(Figure record extracts)
== == ==
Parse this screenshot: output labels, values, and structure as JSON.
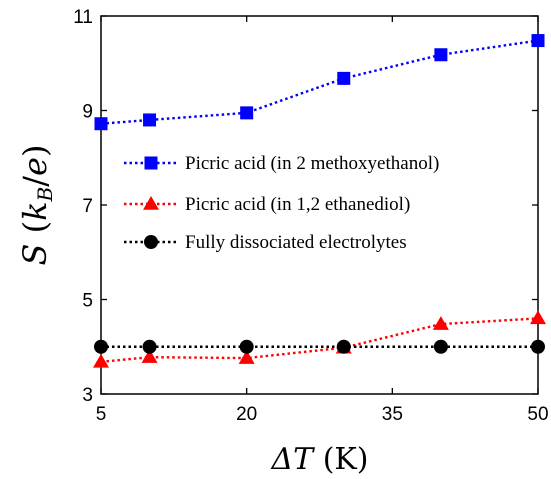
{
  "chart_data": {
    "type": "line",
    "xlabel": "ΔT (K)",
    "ylabel": "S (k_B/e)",
    "xlim": [
      5,
      50
    ],
    "ylim": [
      3,
      11
    ],
    "xticks": [
      "5",
      "20",
      "35",
      "50"
    ],
    "yticks": [
      "3",
      "5",
      "7",
      "9",
      "11"
    ],
    "grid": false,
    "legend_placement": "center-left",
    "series": [
      {
        "name": "Picric acid (in 2 methoxyethanol)",
        "color": "#0000ff",
        "marker": "square",
        "line_style": "dotted",
        "x": [
          5,
          10,
          20,
          30,
          40,
          50
        ],
        "y": [
          8.72,
          8.8,
          8.95,
          9.68,
          10.18,
          10.48
        ]
      },
      {
        "name": "Picric acid (in 1,2 ethanediol)",
        "color": "#ff0000",
        "marker": "triangle",
        "line_style": "dotted",
        "x": [
          5,
          10,
          20,
          30,
          40,
          50
        ],
        "y": [
          3.68,
          3.78,
          3.76,
          3.98,
          4.48,
          4.6
        ]
      },
      {
        "name": "Fully dissociated electrolytes",
        "color": "#000000",
        "marker": "circle",
        "line_style": "dotted",
        "x": [
          5,
          10,
          20,
          30,
          40,
          50
        ],
        "y": [
          4.0,
          4.0,
          4.0,
          4.0,
          4.0,
          4.0
        ]
      }
    ]
  }
}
== == ==
Challenge: Which lines hold the string "color"? List them all.

In response:
        "color": "#0000ff",
        "color": "#ff0000",
        "color": "#000000",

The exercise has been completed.